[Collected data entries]

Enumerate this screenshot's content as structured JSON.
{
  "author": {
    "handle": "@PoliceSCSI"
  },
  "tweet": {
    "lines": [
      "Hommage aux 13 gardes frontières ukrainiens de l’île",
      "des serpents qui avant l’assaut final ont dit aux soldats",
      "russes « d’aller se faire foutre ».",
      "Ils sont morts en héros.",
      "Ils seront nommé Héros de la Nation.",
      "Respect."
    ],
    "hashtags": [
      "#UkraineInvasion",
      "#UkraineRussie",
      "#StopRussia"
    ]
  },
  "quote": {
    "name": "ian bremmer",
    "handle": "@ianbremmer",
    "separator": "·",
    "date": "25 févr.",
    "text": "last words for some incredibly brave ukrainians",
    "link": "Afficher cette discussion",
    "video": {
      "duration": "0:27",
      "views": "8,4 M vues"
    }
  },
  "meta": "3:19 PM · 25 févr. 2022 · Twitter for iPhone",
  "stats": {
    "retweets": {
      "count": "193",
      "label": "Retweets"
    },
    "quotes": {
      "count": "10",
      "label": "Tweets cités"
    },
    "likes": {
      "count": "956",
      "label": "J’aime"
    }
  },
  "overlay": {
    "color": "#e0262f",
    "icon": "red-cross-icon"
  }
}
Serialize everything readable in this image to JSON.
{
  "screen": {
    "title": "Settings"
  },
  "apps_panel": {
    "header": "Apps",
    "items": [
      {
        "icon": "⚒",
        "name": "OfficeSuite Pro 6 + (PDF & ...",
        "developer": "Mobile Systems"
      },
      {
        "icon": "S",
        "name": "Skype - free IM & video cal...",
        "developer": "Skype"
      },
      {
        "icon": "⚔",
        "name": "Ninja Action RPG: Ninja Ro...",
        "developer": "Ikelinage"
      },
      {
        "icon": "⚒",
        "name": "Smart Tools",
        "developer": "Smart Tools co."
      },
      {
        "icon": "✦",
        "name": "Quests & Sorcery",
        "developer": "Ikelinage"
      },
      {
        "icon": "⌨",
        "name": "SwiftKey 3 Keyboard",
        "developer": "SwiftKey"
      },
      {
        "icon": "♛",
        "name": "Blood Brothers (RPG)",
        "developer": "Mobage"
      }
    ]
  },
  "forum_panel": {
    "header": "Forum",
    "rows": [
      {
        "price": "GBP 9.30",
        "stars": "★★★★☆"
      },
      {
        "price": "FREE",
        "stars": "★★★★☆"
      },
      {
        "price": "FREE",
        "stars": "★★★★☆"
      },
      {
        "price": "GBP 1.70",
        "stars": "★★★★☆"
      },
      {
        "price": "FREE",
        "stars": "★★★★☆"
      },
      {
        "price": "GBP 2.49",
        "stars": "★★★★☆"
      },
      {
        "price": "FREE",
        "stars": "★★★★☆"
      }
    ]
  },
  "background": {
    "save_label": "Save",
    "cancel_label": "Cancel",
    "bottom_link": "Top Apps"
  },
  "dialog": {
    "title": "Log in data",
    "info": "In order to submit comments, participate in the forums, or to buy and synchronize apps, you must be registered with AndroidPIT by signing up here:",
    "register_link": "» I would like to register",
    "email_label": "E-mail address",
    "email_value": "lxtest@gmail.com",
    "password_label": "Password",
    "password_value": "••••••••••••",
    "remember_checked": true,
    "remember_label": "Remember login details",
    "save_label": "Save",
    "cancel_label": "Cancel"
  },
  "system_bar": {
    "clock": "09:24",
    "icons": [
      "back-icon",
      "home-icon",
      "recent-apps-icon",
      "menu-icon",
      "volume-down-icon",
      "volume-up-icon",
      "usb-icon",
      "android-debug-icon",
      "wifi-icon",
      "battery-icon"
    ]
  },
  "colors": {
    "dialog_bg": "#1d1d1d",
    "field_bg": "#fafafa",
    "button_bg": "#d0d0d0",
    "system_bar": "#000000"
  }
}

AIM OF THE EXERCISE — The lines above should be duplicated exactly.

REPLY TO THE EXERCISE —
Enumerate this screenshot's content as structured JSON.
{
  "author": {
    "handle": "@PoliceSCSI"
  },
  "tweet": {
    "lines": [
      "Hommage aux 13 gardes frontières ukrainiens de l’île",
      "des serpents qui avant l’assaut final ont dit aux soldats",
      "russes « d’aller se faire foutre ».",
      "Ils sont morts en héros.",
      "Ils seront nommé Héros de la Nation.",
      "Respect."
    ],
    "hashtags": [
      "#UkraineInvasion",
      "#UkraineRussie",
      "#StopRussia"
    ]
  },
  "quote": {
    "name": "ian bremmer",
    "handle": "@ianbremmer",
    "separator": "·",
    "date": "25 févr.",
    "text": "last words for some incredibly brave ukrainians",
    "link": "Afficher cette discussion",
    "video": {
      "duration": "0:27",
      "views": "8,4 M vues"
    }
  },
  "meta": "3:19 PM · 25 févr. 2022 · Twitter for iPhone",
  "stats": {
    "retweets": {
      "count": "193",
      "label": "Retweets"
    },
    "quotes": {
      "count": "10",
      "label": "Tweets cités"
    },
    "likes": {
      "count": "956",
      "label": "J’aime"
    }
  },
  "overlay": {
    "color": "#e0262f",
    "icon": "red-cross-icon"
  }
}
Serialize everything readable in this image to JSON.
{
  "screen": {
    "title": "Settings"
  },
  "apps_panel": {
    "header": "Apps",
    "items": [
      {
        "icon": "⚒",
        "name": "OfficeSuite Pro 6 + (PDF & ...",
        "developer": "Mobile Systems"
      },
      {
        "icon": "S",
        "name": "Skype - free IM & video cal...",
        "developer": "Skype"
      },
      {
        "icon": "⚔",
        "name": "Ninja Action RPG: Ninja Ro...",
        "developer": "Ikelinage"
      },
      {
        "icon": "⚒",
        "name": "Smart Tools",
        "developer": "Smart Tools co."
      },
      {
        "icon": "✦",
        "name": "Quests & Sorcery",
        "developer": "Ikelinage"
      },
      {
        "icon": "⌨",
        "name": "SwiftKey 3 Keyboard",
        "developer": "SwiftKey"
      },
      {
        "icon": "♛",
        "name": "Blood Brothers (RPG)",
        "developer": "Mobage"
      }
    ]
  },
  "forum_panel": {
    "header": "Forum",
    "rows": [
      {
        "price": "GBP 9.30",
        "stars": "★★★★☆"
      },
      {
        "price": "FREE",
        "stars": "★★★★☆"
      },
      {
        "price": "FREE",
        "stars": "★★★★☆"
      },
      {
        "price": "GBP 1.70",
        "stars": "★★★★☆"
      },
      {
        "price": "FREE",
        "stars": "★★★★☆"
      },
      {
        "price": "GBP 2.49",
        "stars": "★★★★☆"
      },
      {
        "price": "FREE",
        "stars": "★★★★☆"
      }
    ]
  },
  "background": {
    "save_label": "Save",
    "cancel_label": "Cancel",
    "bottom_link": "Top Apps"
  },
  "dialog": {
    "title": "Log in data",
    "info": "In order to submit comments, participate in the forums, or to buy and synchronize apps, you must be registered with AndroidPIT by signing up here:",
    "register_link": "» I would like to register",
    "email_label": "E-mail address",
    "email_value": "lxtest@gmail.com",
    "password_label": "Password",
    "password_value": "••••••••••••",
    "remember_checked": true,
    "remember_label": "Remember login details",
    "save_label": "Save",
    "cancel_label": "Cancel"
  },
  "system_bar": {
    "clock": "09:24",
    "icons": [
      "back-icon",
      "home-icon",
      "recent-apps-icon",
      "menu-icon",
      "volume-down-icon",
      "volume-up-icon",
      "usb-icon",
      "android-debug-icon",
      "wifi-icon",
      "battery-icon"
    ]
  },
  "colors": {
    "dialog_bg": "#1d1d1d",
    "field_bg": "#fafafa",
    "button_bg": "#d0d0d0",
    "system_bar": "#000000"
  }
}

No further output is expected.